Do this: Look through the listing below and report how many lines contain "Иные", as a bare number.

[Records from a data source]
···

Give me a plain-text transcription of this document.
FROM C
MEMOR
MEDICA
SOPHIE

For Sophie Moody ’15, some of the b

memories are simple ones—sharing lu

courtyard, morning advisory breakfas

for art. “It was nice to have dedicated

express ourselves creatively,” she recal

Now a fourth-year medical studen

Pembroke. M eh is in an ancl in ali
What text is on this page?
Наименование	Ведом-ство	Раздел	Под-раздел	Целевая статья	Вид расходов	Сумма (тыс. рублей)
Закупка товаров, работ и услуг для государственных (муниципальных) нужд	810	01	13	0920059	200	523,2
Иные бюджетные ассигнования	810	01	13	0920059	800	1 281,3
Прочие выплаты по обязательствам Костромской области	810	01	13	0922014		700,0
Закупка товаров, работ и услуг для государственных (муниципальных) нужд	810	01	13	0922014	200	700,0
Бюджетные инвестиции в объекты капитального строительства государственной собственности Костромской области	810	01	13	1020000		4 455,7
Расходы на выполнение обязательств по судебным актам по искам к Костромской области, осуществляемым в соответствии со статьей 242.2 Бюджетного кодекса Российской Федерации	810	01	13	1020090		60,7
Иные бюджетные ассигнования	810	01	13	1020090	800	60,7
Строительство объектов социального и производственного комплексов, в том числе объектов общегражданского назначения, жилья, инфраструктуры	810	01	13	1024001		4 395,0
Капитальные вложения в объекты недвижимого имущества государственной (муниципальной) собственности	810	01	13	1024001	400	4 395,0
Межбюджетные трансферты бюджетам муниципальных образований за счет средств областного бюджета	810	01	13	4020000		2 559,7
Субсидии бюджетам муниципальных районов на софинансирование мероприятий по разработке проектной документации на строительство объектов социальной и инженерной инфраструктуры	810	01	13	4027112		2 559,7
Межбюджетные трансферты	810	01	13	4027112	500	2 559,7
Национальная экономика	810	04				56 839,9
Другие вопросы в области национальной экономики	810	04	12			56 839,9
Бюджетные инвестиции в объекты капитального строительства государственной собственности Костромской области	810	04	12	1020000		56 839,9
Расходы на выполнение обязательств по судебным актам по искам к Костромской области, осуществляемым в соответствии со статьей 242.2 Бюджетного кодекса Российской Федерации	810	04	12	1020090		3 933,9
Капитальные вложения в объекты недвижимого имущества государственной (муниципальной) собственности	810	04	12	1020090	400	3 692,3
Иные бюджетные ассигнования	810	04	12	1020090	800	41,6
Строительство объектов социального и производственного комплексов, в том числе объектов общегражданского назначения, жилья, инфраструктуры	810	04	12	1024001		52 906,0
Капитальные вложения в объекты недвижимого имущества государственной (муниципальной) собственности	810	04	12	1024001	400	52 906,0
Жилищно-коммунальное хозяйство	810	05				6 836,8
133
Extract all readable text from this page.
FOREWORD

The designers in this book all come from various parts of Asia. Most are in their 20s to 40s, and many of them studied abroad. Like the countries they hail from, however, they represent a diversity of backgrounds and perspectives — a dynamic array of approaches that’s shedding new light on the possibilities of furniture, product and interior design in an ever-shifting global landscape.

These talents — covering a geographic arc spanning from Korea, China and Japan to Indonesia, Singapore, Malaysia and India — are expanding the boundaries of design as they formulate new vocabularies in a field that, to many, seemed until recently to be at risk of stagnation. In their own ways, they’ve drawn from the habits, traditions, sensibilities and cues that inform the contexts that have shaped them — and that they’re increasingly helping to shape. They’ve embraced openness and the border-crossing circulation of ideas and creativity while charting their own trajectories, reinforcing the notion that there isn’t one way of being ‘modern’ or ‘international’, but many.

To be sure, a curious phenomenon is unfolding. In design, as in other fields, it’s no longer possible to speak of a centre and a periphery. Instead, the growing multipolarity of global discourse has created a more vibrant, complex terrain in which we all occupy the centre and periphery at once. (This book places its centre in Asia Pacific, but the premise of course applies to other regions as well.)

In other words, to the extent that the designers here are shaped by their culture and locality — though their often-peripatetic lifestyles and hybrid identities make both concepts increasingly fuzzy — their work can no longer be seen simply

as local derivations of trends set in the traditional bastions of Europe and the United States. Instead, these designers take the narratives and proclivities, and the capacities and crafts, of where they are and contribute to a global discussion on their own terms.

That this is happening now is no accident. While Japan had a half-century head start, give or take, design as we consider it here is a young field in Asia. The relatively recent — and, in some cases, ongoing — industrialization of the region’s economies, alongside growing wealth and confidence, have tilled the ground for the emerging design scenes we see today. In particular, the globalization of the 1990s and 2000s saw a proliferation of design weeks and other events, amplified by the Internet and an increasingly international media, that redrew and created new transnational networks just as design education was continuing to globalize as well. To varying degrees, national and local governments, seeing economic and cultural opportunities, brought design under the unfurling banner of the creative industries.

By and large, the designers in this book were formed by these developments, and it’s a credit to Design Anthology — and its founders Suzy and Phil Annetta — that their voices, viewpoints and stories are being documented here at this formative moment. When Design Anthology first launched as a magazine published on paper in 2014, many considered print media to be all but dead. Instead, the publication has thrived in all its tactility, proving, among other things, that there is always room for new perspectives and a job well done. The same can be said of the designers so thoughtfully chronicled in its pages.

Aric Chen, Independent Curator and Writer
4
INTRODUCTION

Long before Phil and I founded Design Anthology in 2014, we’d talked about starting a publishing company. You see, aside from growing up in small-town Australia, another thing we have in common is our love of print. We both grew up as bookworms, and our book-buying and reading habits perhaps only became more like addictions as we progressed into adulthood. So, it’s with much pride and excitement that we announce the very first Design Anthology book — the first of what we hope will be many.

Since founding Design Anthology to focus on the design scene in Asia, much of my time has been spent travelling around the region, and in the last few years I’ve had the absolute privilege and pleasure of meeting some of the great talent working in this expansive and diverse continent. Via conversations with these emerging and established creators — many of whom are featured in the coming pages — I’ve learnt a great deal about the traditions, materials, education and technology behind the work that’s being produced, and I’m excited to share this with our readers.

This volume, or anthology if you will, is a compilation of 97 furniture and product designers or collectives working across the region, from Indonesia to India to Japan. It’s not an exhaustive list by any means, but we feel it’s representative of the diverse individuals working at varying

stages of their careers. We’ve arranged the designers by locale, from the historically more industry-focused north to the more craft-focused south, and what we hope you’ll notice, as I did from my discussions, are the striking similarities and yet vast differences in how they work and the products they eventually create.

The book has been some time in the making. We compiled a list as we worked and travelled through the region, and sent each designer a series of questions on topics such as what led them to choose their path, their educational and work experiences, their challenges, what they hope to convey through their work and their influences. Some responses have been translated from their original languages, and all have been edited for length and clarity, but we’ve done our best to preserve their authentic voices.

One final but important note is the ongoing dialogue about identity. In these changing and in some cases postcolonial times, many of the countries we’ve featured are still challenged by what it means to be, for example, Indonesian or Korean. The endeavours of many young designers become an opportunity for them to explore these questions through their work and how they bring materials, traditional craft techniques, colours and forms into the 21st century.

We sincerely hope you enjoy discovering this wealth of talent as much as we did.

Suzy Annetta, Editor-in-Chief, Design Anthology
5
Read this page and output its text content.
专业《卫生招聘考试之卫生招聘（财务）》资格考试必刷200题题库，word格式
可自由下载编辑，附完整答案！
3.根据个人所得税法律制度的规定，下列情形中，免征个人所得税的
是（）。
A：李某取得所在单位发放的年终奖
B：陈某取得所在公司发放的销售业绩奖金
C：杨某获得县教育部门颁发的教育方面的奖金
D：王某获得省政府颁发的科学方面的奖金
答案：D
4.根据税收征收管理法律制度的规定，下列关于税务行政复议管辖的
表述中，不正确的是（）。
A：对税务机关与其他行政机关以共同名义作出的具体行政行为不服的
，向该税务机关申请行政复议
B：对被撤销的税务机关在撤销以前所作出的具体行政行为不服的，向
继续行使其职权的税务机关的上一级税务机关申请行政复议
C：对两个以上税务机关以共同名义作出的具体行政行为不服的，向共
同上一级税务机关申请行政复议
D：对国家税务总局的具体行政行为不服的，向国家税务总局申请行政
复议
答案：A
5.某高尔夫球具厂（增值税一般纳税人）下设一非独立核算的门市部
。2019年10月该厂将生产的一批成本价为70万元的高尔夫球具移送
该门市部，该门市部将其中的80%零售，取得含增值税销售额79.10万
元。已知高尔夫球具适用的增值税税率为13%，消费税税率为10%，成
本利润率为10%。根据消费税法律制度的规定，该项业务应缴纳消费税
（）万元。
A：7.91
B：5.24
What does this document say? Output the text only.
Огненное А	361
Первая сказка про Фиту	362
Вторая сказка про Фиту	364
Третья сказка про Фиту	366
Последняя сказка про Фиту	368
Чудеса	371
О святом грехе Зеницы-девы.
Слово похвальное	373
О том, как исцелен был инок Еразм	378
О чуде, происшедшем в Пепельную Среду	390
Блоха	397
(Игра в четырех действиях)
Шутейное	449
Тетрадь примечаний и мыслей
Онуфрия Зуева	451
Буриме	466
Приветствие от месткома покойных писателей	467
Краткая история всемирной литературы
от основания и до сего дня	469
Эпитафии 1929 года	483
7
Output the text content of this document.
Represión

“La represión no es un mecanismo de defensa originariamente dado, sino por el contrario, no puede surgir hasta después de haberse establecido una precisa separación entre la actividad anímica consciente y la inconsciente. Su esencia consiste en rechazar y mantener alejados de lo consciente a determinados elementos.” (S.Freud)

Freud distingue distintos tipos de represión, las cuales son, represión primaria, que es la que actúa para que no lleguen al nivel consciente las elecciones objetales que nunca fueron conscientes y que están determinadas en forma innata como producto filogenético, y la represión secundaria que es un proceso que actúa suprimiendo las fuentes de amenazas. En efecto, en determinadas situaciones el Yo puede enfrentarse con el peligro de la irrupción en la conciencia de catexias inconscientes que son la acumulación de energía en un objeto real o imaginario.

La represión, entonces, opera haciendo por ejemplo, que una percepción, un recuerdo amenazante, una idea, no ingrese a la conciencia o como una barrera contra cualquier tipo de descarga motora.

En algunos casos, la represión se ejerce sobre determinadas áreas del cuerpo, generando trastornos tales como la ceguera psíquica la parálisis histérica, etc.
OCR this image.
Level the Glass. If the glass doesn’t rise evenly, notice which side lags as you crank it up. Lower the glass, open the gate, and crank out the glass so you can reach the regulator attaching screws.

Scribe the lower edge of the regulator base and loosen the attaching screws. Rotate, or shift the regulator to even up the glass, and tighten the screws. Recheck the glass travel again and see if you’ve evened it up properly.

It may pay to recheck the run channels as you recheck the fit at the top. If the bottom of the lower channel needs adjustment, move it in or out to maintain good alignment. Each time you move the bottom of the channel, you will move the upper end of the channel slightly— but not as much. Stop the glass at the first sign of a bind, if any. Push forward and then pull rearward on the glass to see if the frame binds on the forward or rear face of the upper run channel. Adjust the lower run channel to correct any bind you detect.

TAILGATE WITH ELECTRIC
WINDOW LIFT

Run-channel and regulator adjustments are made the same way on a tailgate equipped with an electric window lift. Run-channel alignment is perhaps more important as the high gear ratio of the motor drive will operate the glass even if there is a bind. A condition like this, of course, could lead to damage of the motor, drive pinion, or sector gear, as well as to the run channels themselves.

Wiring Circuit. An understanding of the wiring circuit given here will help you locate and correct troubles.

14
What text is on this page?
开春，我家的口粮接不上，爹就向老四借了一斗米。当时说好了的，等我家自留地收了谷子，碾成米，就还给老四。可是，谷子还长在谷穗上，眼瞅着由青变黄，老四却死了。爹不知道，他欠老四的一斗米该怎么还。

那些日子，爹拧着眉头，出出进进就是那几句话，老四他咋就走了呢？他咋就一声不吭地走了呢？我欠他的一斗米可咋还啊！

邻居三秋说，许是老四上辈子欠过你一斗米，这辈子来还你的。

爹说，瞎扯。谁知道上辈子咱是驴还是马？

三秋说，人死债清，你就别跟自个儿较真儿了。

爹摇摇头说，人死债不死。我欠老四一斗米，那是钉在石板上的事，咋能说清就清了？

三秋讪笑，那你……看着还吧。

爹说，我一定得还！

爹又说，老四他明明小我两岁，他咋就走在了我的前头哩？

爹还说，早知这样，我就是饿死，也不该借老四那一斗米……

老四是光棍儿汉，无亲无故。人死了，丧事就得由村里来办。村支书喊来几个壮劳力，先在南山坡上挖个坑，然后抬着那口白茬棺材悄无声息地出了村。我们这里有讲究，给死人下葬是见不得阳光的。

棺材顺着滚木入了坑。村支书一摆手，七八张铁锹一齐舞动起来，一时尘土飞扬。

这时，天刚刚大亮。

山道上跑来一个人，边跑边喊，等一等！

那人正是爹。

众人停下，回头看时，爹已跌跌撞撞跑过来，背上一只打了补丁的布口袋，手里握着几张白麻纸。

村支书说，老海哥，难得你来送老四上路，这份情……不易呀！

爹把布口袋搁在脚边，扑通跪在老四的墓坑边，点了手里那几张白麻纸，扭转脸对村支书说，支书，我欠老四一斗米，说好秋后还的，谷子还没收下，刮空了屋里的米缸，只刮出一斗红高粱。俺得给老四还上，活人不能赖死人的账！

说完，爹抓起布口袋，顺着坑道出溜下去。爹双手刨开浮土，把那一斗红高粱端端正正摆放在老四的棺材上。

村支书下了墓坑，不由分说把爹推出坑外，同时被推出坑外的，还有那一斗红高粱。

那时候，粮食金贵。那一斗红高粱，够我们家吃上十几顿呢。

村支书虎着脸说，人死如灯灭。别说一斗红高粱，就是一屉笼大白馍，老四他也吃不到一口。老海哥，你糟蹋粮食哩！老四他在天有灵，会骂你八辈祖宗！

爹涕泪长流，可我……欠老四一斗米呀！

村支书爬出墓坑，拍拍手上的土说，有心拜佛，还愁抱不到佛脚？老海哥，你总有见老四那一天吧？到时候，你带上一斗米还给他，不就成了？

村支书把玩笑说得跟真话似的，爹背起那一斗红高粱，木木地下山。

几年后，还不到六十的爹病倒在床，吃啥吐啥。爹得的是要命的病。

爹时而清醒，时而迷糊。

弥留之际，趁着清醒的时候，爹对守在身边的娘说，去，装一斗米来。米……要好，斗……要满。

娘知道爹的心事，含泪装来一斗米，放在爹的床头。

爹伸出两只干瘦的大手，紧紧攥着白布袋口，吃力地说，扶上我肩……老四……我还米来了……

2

···

Output for this exercise: 3